(A run of records)
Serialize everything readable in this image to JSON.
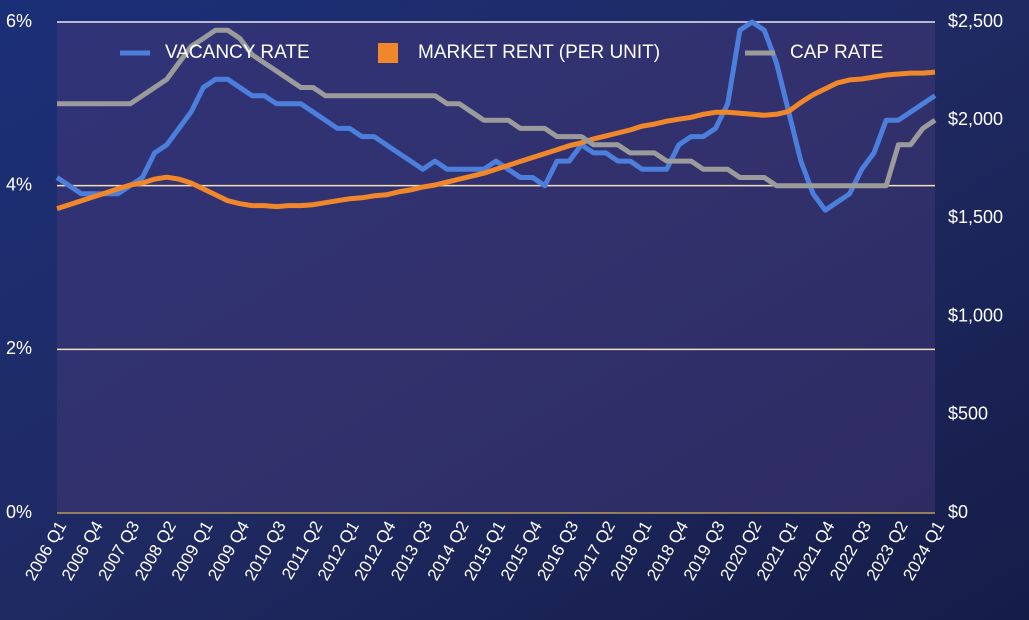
{
  "chart_data": {
    "type": "line",
    "categories": [
      "2006 Q1",
      null,
      null,
      "2006 Q4",
      null,
      null,
      "2007 Q3",
      null,
      null,
      "2008 Q2",
      null,
      null,
      "2009 Q1",
      null,
      null,
      "2009 Q4",
      null,
      null,
      "2010 Q3",
      null,
      null,
      "2011 Q2",
      null,
      null,
      "2012 Q1",
      null,
      null,
      "2012 Q4",
      null,
      null,
      "2013 Q3",
      null,
      null,
      "2014 Q2",
      null,
      null,
      "2015 Q1",
      null,
      null,
      "2015 Q4",
      null,
      null,
      "2016 Q3",
      null,
      null,
      "2017 Q2",
      null,
      null,
      "2018 Q1",
      null,
      null,
      "2018 Q4",
      null,
      null,
      "2019 Q3",
      null,
      null,
      "2020 Q2",
      null,
      null,
      "2021 Q1",
      null,
      null,
      "2021 Q4",
      null,
      null,
      "2022 Q3",
      null,
      null,
      "2023 Q2",
      null,
      null,
      "2024 Q1"
    ],
    "series": [
      {
        "name": "VACANCY RATE",
        "color": "#4b7fdb",
        "axis": "y",
        "marker": "line",
        "values": [
          4.1,
          4.0,
          3.9,
          3.9,
          3.9,
          3.9,
          4.0,
          4.1,
          4.4,
          4.5,
          4.7,
          4.9,
          5.2,
          5.3,
          5.3,
          5.2,
          5.1,
          5.1,
          5.0,
          5.0,
          5.0,
          4.9,
          4.8,
          4.7,
          4.7,
          4.6,
          4.6,
          4.5,
          4.4,
          4.3,
          4.2,
          4.3,
          4.2,
          4.2,
          4.2,
          4.2,
          4.3,
          4.2,
          4.1,
          4.1,
          4.0,
          4.3,
          4.3,
          4.5,
          4.4,
          4.4,
          4.3,
          4.3,
          4.2,
          4.2,
          4.2,
          4.5,
          4.6,
          4.6,
          4.7,
          5.0,
          5.9,
          6.0,
          5.9,
          5.5,
          4.9,
          4.3,
          3.9,
          3.7,
          3.8,
          3.9,
          4.2,
          4.4,
          4.8,
          4.8,
          4.9,
          5.0,
          5.1
        ]
      },
      {
        "name": "MARKET RENT (PER UNIT)",
        "color": "#f0872a",
        "axis": "y2",
        "marker": "square",
        "values": [
          1550,
          1570,
          1590,
          1610,
          1630,
          1650,
          1670,
          1680,
          1700,
          1710,
          1700,
          1680,
          1650,
          1620,
          1590,
          1575,
          1565,
          1565,
          1560,
          1565,
          1565,
          1570,
          1580,
          1590,
          1600,
          1605,
          1615,
          1620,
          1635,
          1645,
          1660,
          1670,
          1685,
          1700,
          1715,
          1730,
          1750,
          1770,
          1790,
          1810,
          1830,
          1850,
          1870,
          1885,
          1905,
          1920,
          1935,
          1950,
          1970,
          1980,
          1995,
          2005,
          2015,
          2030,
          2040,
          2040,
          2035,
          2030,
          2025,
          2030,
          2045,
          2090,
          2130,
          2160,
          2190,
          2205,
          2210,
          2220,
          2230,
          2235,
          2240,
          2240,
          2245
        ]
      },
      {
        "name": "CAP RATE",
        "color": "#9b9b9b",
        "axis": "y",
        "marker": "line",
        "values": [
          5.0,
          5.0,
          5.0,
          5.0,
          5.0,
          5.0,
          5.0,
          5.1,
          5.2,
          5.3,
          5.5,
          5.7,
          5.8,
          5.9,
          5.9,
          5.8,
          5.6,
          5.5,
          5.4,
          5.3,
          5.2,
          5.2,
          5.1,
          5.1,
          5.1,
          5.1,
          5.1,
          5.1,
          5.1,
          5.1,
          5.1,
          5.1,
          5.0,
          5.0,
          4.9,
          4.8,
          4.8,
          4.8,
          4.7,
          4.7,
          4.7,
          4.6,
          4.6,
          4.6,
          4.5,
          4.5,
          4.5,
          4.4,
          4.4,
          4.4,
          4.3,
          4.3,
          4.3,
          4.2,
          4.2,
          4.2,
          4.1,
          4.1,
          4.1,
          4.0,
          4.0,
          4.0,
          4.0,
          4.0,
          4.0,
          4.0,
          4.0,
          4.0,
          4.0,
          4.5,
          4.5,
          4.7,
          4.8
        ]
      }
    ],
    "ylim": [
      0,
      6
    ],
    "yticks": [
      {
        "value": 0,
        "label": "0%"
      },
      {
        "value": 2,
        "label": "2%"
      },
      {
        "value": 4,
        "label": "4%"
      },
      {
        "value": 6,
        "label": "6%"
      }
    ],
    "y2lim": [
      0,
      2500
    ],
    "y2ticks": [
      {
        "value": 0,
        "label": "$0"
      },
      {
        "value": 500,
        "label": "$500"
      },
      {
        "value": 1000,
        "label": "$1,000"
      },
      {
        "value": 1500,
        "label": "$1,500"
      },
      {
        "value": 2000,
        "label": "$2,000"
      },
      {
        "value": 2500,
        "label": "$2,500"
      }
    ],
    "grid": true,
    "legend": "top"
  }
}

What is needed
Leave the pictures out and print the records above exactly as they stand.

Solution for this problem
Serialize everything readable in this image to JSON.
{
  "chart_data": {
    "type": "line",
    "categories": [
      "2006 Q1",
      null,
      null,
      "2006 Q4",
      null,
      null,
      "2007 Q3",
      null,
      null,
      "2008 Q2",
      null,
      null,
      "2009 Q1",
      null,
      null,
      "2009 Q4",
      null,
      null,
      "2010 Q3",
      null,
      null,
      "2011 Q2",
      null,
      null,
      "2012 Q1",
      null,
      null,
      "2012 Q4",
      null,
      null,
      "2013 Q3",
      null,
      null,
      "2014 Q2",
      null,
      null,
      "2015 Q1",
      null,
      null,
      "2015 Q4",
      null,
      null,
      "2016 Q3",
      null,
      null,
      "2017 Q2",
      null,
      null,
      "2018 Q1",
      null,
      null,
      "2018 Q4",
      null,
      null,
      "2019 Q3",
      null,
      null,
      "2020 Q2",
      null,
      null,
      "2021 Q1",
      null,
      null,
      "2021 Q4",
      null,
      null,
      "2022 Q3",
      null,
      null,
      "2023 Q2",
      null,
      null,
      "2024 Q1"
    ],
    "series": [
      {
        "name": "VACANCY RATE",
        "color": "#4b7fdb",
        "axis": "y",
        "marker": "line",
        "values": [
          4.1,
          4.0,
          3.9,
          3.9,
          3.9,
          3.9,
          4.0,
          4.1,
          4.4,
          4.5,
          4.7,
          4.9,
          5.2,
          5.3,
          5.3,
          5.2,
          5.1,
          5.1,
          5.0,
          5.0,
          5.0,
          4.9,
          4.8,
          4.7,
          4.7,
          4.6,
          4.6,
          4.5,
          4.4,
          4.3,
          4.2,
          4.3,
          4.2,
          4.2,
          4.2,
          4.2,
          4.3,
          4.2,
          4.1,
          4.1,
          4.0,
          4.3,
          4.3,
          4.5,
          4.4,
          4.4,
          4.3,
          4.3,
          4.2,
          4.2,
          4.2,
          4.5,
          4.6,
          4.6,
          4.7,
          5.0,
          5.9,
          6.0,
          5.9,
          5.5,
          4.9,
          4.3,
          3.9,
          3.7,
          3.8,
          3.9,
          4.2,
          4.4,
          4.8,
          4.8,
          4.9,
          5.0,
          5.1
        ]
      },
      {
        "name": "MARKET RENT (PER UNIT)",
        "color": "#f0872a",
        "axis": "y2",
        "marker": "square",
        "values": [
          1550,
          1570,
          1590,
          1610,
          1630,
          1650,
          1670,
          1680,
          1700,
          1710,
          1700,
          1680,
          1650,
          1620,
          1590,
          1575,
          1565,
          1565,
          1560,
          1565,
          1565,
          1570,
          1580,
          1590,
          1600,
          1605,
          1615,
          1620,
          1635,
          1645,
          1660,
          1670,
          1685,
          1700,
          1715,
          1730,
          1750,
          1770,
          1790,
          1810,
          1830,
          1850,
          1870,
          1885,
          1905,
          1920,
          1935,
          1950,
          1970,
          1980,
          1995,
          2005,
          2015,
          2030,
          2040,
          2040,
          2035,
          2030,
          2025,
          2030,
          2045,
          2090,
          2130,
          2160,
          2190,
          2205,
          2210,
          2220,
          2230,
          2235,
          2240,
          2240,
          2245
        ]
      },
      {
        "name": "CAP RATE",
        "color": "#9b9b9b",
        "axis": "y",
        "marker": "line",
        "values": [
          5.0,
          5.0,
          5.0,
          5.0,
          5.0,
          5.0,
          5.0,
          5.1,
          5.2,
          5.3,
          5.5,
          5.7,
          5.8,
          5.9,
          5.9,
          5.8,
          5.6,
          5.5,
          5.4,
          5.3,
          5.2,
          5.2,
          5.1,
          5.1,
          5.1,
          5.1,
          5.1,
          5.1,
          5.1,
          5.1,
          5.1,
          5.1,
          5.0,
          5.0,
          4.9,
          4.8,
          4.8,
          4.8,
          4.7,
          4.7,
          4.7,
          4.6,
          4.6,
          4.6,
          4.5,
          4.5,
          4.5,
          4.4,
          4.4,
          4.4,
          4.3,
          4.3,
          4.3,
          4.2,
          4.2,
          4.2,
          4.1,
          4.1,
          4.1,
          4.0,
          4.0,
          4.0,
          4.0,
          4.0,
          4.0,
          4.0,
          4.0,
          4.0,
          4.0,
          4.5,
          4.5,
          4.7,
          4.8
        ]
      }
    ],
    "ylim": [
      0,
      6
    ],
    "yticks": [
      {
        "value": 0,
        "label": "0%"
      },
      {
        "value": 2,
        "label": "2%"
      },
      {
        "value": 4,
        "label": "4%"
      },
      {
        "value": 6,
        "label": "6%"
      }
    ],
    "y2lim": [
      0,
      2500
    ],
    "y2ticks": [
      {
        "value": 0,
        "label": "$0"
      },
      {
        "value": 500,
        "label": "$500"
      },
      {
        "value": 1000,
        "label": "$1,000"
      },
      {
        "value": 1500,
        "label": "$1,500"
      },
      {
        "value": 2000,
        "label": "$2,000"
      },
      {
        "value": 2500,
        "label": "$2,500"
      }
    ],
    "grid": true,
    "legend": "top"
  }
}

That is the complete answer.